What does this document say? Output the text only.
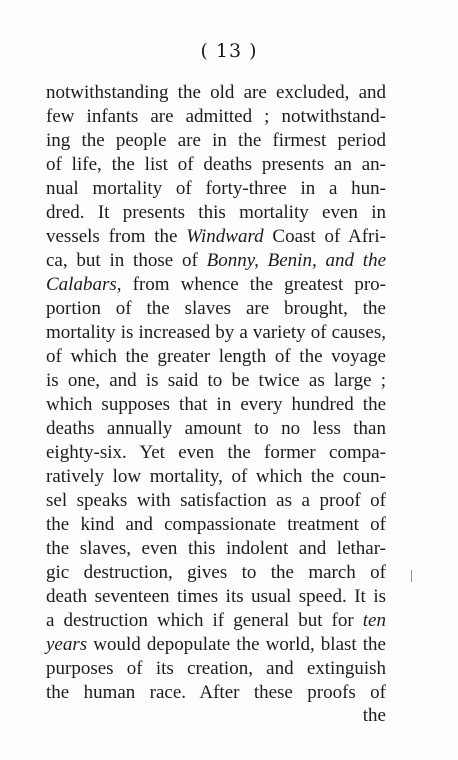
( 13 )
notwithstanding the old are excluded, and
few infants are admitted ; notwithstand-
ing the people are in the firmest period
of life, the list of deaths presents an an-
nual mortality of forty-three in a hun-
dred. It presents this mortality even in
vessels from the Windward Coast of Afri-
ca, but in those of Bonny, Benin, and the
Calabars, from whence the greatest pro-
portion of the slaves are brought, the
mortality is increased by a variety of causes,
of which the greater length of the voyage
is one, and is said to be twice as large ;
which supposes that in every hundred the
deaths annually amount to no less than
eighty-six. Yet even the former compa-
ratively low mortality, of which the coun-
sel speaks with satisfaction as a proof of
the kind and compassionate treatment of
the slaves, even this indolent and lethar-
gic destruction, gives to the march of
death seventeen times its usual speed. It is
a destruction which if general but for ten
years would depopulate the world, blast the
purposes of its creation, and extinguish
the human race. After these proofs of
the
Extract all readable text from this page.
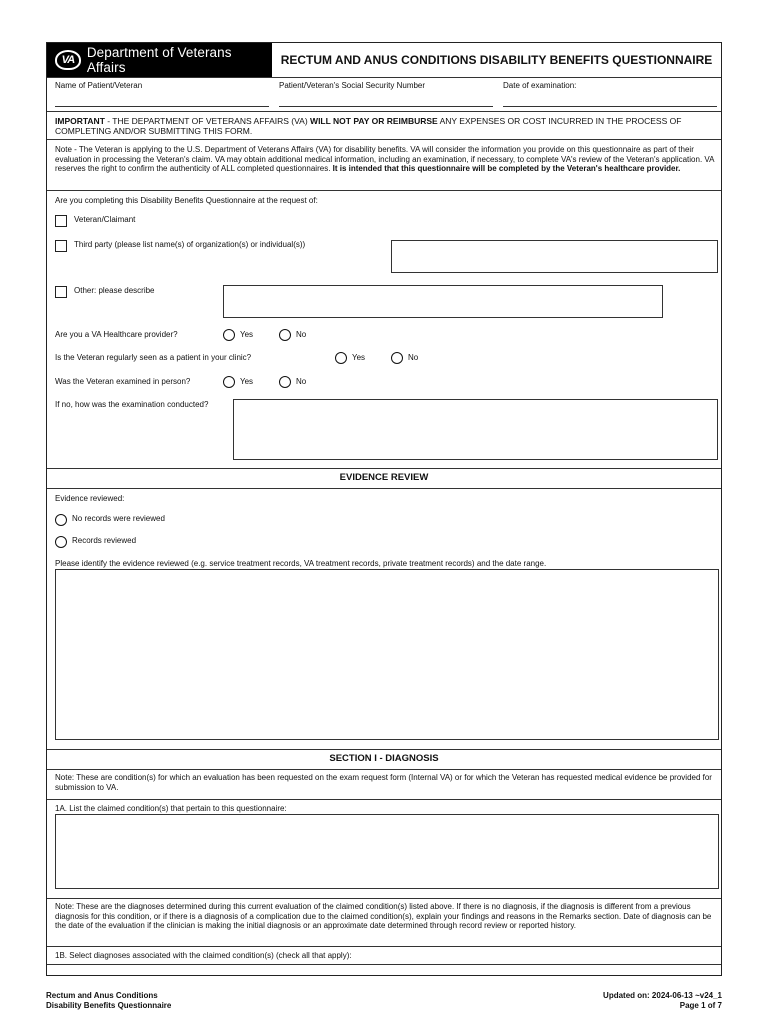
VA Department of Veterans Affairs	RECTUM AND ANUS CONDITIONS DISABILITY BENEFITS QUESTIONNAIRE
Name of Patient/Veteran	Patient/Veteran's Social Security Number	Date of examination:
IMPORTANT - THE DEPARTMENT OF VETERANS AFFAIRS (VA) WILL NOT PAY OR REIMBURSE ANY EXPENSES OR COST INCURRED IN THE PROCESS OF COMPLETING AND/OR SUBMITTING THIS FORM.
Note - The Veteran is applying to the U.S. Department of Veterans Affairs (VA) for disability benefits. VA will consider the information you provide on this questionnaire as part of their evaluation in processing the Veteran's claim. VA may obtain additional medical information, including an examination, if necessary, to complete VA's review of the Veteran's application. VA reserves the right to confirm the authenticity of ALL completed questionnaires. It is intended that this questionnaire will be completed by the Veteran's healthcare provider.
Are you completing this Disability Benefits Questionnaire at the request of:
Veteran/Claimant
Third party (please list name(s) of organization(s) or individual(s))
Other: please describe
Are you a VA Healthcare provider?	Yes	No
Is the Veteran regularly seen as a patient in your clinic?	Yes	No
Was the Veteran examined in person?	Yes	No
If no, how was the examination conducted?
EVIDENCE REVIEW
Evidence reviewed:
No records were reviewed
Records reviewed
Please identify the evidence reviewed (e.g. service treatment records, VA treatment records, private treatment records) and the date range.
SECTION I - DIAGNOSIS
Note: These are condition(s) for which an evaluation has been requested on the exam request form (Internal VA) or for which the Veteran has requested medical evidence be provided for submission to VA.
1A. List the claimed condition(s) that pertain to this questionnaire:
Note: These are the diagnoses determined during this current evaluation of the claimed condition(s) listed above. If there is no diagnosis, if the diagnosis is different from a previous diagnosis for this condition, or if there is a diagnosis of a complication due to the claimed condition(s), explain your findings and reasons in the Remarks section. Date of diagnosis can be the date of the evaluation if the clinician is making the initial diagnosis or an approximate date determined through record review or reported history.
1B. Select diagnoses associated with the claimed condition(s) (check all that apply):
Rectum and Anus Conditions
Disability Benefits Questionnaire
Updated on: 2024-06-13 ~v24_1
Page 1 of 7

#####

**The exercise:**
Leave out the pictures and transcribe the entries above exactly.

**Task solution:**
What does this document say? Output the text only.
( 13 )
notwithstanding the old are excluded, and
few infants are admitted ; notwithstand-
ing the people are in the firmest period
of life, the list of deaths presents an an-
nual mortality of forty-three in a hun-
dred. It presents this mortality even in
vessels from the Windward Coast of Afri-
ca, but in those of Bonny, Benin, and the
Calabars, from whence the greatest pro-
portion of the slaves are brought, the
mortality is increased by a variety of causes,
of which the greater length of the voyage
is one, and is said to be twice as large ;
which supposes that in every hundred the
deaths annually amount to no less than
eighty-six. Yet even the former compa-
ratively low mortality, of which the coun-
sel speaks with satisfaction as a proof of
the kind and compassionate treatment of
the slaves, even this indolent and lethar-
gic destruction, gives to the march of
death seventeen times its usual speed. It is
a destruction which if general but for ten
years would depopulate the world, blast the
purposes of its creation, and extinguish
the human race. After these proofs of
the
Extract all readable text from this page.
VA Department of Veterans Affairs	RECTUM AND ANUS CONDITIONS DISABILITY BENEFITS QUESTIONNAIRE
Name of Patient/Veteran	Patient/Veteran's Social Security Number	Date of examination:
IMPORTANT - THE DEPARTMENT OF VETERANS AFFAIRS (VA) WILL NOT PAY OR REIMBURSE ANY EXPENSES OR COST INCURRED IN THE PROCESS OF COMPLETING AND/OR SUBMITTING THIS FORM.
Note - The Veteran is applying to the U.S. Department of Veterans Affairs (VA) for disability benefits. VA will consider the information you provide on this questionnaire as part of their evaluation in processing the Veteran's claim. VA may obtain additional medical information, including an examination, if necessary, to complete VA's review of the Veteran's application. VA reserves the right to confirm the authenticity of ALL completed questionnaires. It is intended that this questionnaire will be completed by the Veteran's healthcare provider.
Are you completing this Disability Benefits Questionnaire at the request of:
Veteran/Claimant
Third party (please list name(s) of organization(s) or individual(s))
Other: please describe
Are you a VA Healthcare provider?	Yes	No
Is the Veteran regularly seen as a patient in your clinic?	Yes	No
Was the Veteran examined in person?	Yes	No
If no, how was the examination conducted?
EVIDENCE REVIEW
Evidence reviewed:
No records were reviewed
Records reviewed
Please identify the evidence reviewed (e.g. service treatment records, VA treatment records, private treatment records) and the date range.
SECTION I - DIAGNOSIS
Note: These are condition(s) for which an evaluation has been requested on the exam request form (Internal VA) or for which the Veteran has requested medical evidence be provided for submission to VA.
1A. List the claimed condition(s) that pertain to this questionnaire:
Note: These are the diagnoses determined during this current evaluation of the claimed condition(s) listed above. If there is no diagnosis, if the diagnosis is different from a previous diagnosis for this condition, or if there is a diagnosis of a complication due to the claimed condition(s), explain your findings and reasons in the Remarks section. Date of diagnosis can be the date of the evaluation if the clinician is making the initial diagnosis or an approximate date determined through record review or reported history.
1B. Select diagnoses associated with the claimed condition(s) (check all that apply):
Rectum and Anus Conditions
Disability Benefits Questionnaire
Updated on: 2024-06-13 ~v24_1
Page 1 of 7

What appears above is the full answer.